> [What is being asked]
Copy out all the lines in the records that include the word "image".

> [Information given]
************
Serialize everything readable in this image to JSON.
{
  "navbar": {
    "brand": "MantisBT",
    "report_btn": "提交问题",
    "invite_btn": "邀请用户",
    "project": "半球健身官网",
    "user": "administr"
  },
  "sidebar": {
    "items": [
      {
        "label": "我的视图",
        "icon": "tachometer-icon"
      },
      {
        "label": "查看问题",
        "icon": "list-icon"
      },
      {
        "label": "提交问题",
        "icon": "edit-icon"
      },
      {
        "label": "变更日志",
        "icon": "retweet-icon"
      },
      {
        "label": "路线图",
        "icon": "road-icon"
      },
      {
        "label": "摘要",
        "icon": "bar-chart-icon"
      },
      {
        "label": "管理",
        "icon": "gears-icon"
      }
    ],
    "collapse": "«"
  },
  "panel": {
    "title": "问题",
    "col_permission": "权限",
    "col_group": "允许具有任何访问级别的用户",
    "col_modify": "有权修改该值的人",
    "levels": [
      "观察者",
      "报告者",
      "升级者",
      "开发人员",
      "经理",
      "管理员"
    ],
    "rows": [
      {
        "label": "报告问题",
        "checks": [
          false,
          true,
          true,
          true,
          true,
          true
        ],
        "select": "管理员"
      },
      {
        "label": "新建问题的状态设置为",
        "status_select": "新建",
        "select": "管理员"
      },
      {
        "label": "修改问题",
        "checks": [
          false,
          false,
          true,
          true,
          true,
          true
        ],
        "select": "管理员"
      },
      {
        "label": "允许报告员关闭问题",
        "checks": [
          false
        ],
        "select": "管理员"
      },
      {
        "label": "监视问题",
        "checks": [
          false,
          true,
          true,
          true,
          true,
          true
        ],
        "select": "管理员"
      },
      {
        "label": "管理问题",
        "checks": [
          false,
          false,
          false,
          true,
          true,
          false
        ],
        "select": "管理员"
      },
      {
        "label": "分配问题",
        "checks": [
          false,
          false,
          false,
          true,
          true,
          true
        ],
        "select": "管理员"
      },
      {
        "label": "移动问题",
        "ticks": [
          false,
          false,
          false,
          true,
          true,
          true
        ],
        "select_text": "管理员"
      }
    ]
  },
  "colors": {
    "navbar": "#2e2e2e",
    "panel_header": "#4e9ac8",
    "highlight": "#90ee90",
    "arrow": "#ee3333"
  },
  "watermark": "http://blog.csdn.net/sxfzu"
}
************
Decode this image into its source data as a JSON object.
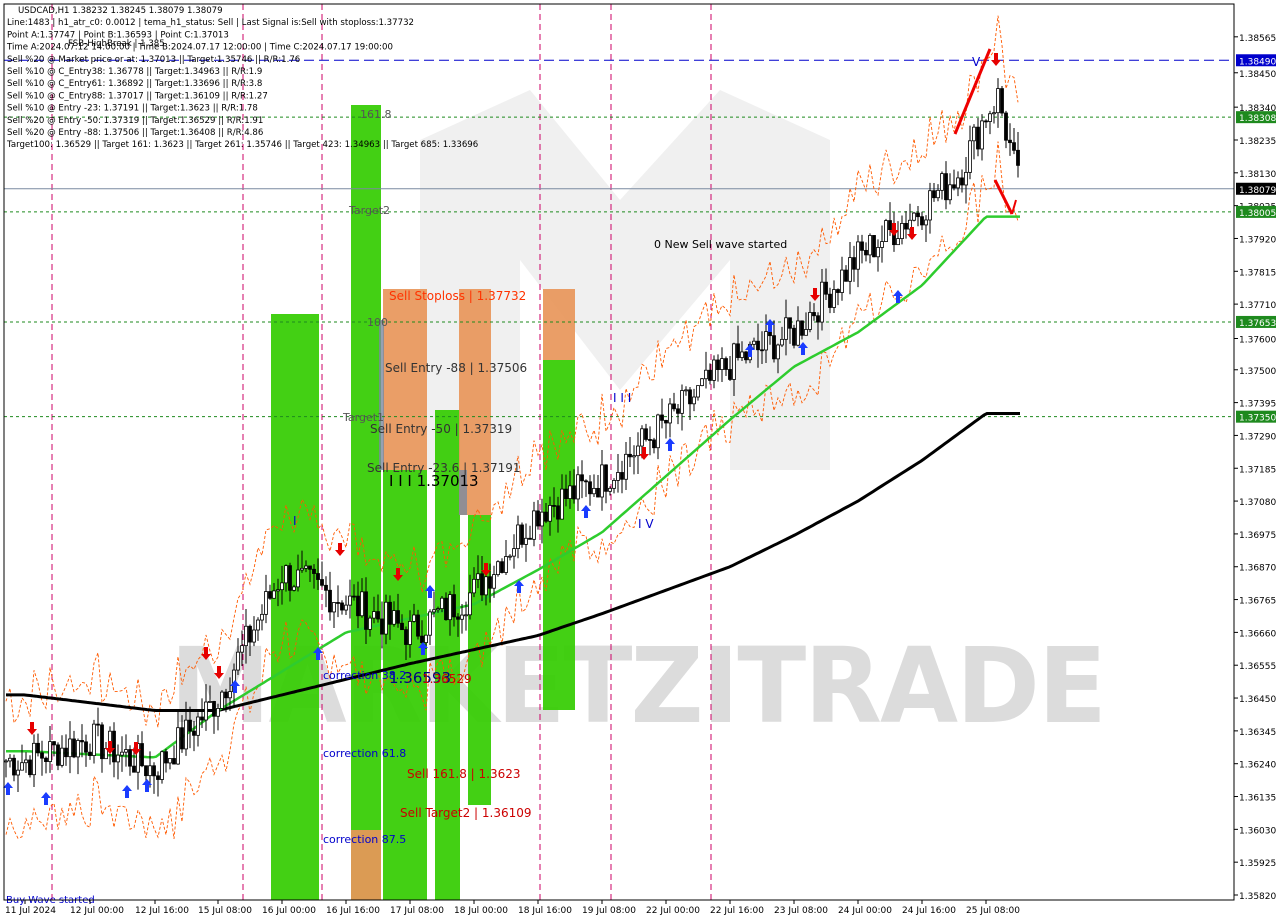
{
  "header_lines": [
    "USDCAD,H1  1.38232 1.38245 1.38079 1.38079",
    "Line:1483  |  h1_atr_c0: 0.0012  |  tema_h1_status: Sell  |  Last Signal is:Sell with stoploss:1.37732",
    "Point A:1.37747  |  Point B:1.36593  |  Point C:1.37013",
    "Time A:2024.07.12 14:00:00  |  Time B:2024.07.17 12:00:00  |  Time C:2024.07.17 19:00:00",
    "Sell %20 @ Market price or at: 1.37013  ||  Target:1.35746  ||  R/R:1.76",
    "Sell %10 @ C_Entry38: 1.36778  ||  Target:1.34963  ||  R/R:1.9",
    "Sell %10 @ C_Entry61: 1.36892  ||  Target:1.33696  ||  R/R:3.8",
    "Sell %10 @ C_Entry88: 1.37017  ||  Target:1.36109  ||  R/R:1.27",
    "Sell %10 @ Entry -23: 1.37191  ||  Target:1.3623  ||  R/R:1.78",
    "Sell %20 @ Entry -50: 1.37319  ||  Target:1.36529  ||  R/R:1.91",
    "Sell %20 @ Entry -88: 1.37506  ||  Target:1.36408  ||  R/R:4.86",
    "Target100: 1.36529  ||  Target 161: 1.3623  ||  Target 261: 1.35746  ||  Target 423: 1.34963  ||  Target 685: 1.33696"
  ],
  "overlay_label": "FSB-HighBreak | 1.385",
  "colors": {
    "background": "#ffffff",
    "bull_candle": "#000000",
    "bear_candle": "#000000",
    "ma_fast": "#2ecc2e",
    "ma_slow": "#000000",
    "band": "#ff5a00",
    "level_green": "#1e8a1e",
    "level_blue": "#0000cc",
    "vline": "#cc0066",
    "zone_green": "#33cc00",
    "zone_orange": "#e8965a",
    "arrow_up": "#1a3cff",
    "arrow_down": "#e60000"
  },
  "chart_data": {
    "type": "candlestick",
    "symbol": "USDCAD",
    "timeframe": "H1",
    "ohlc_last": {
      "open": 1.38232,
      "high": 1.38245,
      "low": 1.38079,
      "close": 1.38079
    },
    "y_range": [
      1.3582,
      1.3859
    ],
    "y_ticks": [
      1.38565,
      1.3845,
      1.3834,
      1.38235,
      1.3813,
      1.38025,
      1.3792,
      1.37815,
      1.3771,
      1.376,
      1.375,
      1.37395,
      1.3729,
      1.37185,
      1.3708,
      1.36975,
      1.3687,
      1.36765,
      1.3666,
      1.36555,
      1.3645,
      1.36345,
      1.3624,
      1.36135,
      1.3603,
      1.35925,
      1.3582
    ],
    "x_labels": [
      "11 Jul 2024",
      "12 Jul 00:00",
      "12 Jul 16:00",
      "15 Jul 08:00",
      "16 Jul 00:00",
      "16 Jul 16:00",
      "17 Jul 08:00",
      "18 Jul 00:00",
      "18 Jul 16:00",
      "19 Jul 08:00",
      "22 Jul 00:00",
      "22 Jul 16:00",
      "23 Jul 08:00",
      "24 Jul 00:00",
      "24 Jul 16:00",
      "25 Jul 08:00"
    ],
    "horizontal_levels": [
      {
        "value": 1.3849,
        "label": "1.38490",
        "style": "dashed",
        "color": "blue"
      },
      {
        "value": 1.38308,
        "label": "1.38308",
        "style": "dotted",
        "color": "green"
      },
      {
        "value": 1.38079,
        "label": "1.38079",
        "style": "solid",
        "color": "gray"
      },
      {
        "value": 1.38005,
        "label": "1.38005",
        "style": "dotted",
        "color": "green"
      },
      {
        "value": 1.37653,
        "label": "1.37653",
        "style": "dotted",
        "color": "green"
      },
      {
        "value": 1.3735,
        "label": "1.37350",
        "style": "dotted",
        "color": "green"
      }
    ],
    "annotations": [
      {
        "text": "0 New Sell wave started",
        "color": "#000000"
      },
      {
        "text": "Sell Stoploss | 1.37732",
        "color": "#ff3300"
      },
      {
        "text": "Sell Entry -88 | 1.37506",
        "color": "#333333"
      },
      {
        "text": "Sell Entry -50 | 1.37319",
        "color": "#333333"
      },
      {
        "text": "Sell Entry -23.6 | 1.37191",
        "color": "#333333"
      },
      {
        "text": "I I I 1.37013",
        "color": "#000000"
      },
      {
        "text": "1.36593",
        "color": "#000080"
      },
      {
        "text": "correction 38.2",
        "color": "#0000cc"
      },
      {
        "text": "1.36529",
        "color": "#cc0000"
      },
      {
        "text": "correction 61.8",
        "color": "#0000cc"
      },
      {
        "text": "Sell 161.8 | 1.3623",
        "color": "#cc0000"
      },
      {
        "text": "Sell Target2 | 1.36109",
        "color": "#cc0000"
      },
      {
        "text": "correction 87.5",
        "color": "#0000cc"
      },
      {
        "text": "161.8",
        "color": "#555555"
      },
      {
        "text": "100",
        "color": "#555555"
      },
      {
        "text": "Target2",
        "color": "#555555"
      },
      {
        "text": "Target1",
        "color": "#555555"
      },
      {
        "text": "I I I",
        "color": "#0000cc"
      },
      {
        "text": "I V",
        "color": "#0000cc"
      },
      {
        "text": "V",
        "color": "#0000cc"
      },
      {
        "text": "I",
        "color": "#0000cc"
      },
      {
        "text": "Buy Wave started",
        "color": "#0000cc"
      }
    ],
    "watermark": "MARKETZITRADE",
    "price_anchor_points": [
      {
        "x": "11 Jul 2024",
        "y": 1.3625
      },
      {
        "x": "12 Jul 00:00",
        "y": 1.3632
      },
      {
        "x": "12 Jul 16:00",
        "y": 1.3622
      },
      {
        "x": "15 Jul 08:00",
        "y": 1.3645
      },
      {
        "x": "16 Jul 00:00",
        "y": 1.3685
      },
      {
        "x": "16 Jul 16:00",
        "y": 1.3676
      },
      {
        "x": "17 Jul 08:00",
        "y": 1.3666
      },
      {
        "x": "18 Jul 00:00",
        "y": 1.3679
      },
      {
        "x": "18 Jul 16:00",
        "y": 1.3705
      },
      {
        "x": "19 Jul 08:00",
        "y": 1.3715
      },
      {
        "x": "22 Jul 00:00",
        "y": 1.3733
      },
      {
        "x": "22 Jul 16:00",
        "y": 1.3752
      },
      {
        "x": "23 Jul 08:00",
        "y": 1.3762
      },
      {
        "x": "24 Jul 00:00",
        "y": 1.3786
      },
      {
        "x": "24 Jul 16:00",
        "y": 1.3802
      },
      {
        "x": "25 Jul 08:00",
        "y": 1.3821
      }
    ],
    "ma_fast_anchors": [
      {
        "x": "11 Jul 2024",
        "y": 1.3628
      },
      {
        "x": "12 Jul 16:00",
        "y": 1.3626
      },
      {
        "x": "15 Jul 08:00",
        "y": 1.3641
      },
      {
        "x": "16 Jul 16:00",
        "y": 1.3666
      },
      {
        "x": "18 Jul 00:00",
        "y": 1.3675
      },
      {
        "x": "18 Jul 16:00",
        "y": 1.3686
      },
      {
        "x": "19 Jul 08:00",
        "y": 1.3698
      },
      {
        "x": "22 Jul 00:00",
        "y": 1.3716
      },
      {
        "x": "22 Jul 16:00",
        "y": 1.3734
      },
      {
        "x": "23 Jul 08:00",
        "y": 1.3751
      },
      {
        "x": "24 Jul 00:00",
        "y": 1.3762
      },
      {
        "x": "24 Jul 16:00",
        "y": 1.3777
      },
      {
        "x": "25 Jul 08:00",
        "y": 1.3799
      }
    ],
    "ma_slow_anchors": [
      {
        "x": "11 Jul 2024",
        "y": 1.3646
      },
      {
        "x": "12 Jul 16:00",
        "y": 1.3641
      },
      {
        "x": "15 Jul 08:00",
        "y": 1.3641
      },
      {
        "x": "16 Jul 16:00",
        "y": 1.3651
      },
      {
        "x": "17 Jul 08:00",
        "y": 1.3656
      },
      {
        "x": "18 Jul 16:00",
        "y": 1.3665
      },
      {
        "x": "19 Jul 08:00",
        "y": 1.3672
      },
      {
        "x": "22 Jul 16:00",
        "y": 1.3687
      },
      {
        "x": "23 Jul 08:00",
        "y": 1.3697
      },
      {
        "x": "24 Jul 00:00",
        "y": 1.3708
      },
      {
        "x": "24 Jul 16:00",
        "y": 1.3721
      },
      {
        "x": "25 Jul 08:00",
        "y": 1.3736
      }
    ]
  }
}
************
> [Exercise answer]
Serialize everything readable in this image to JSON.
Decode this image into its source data as a JSON object.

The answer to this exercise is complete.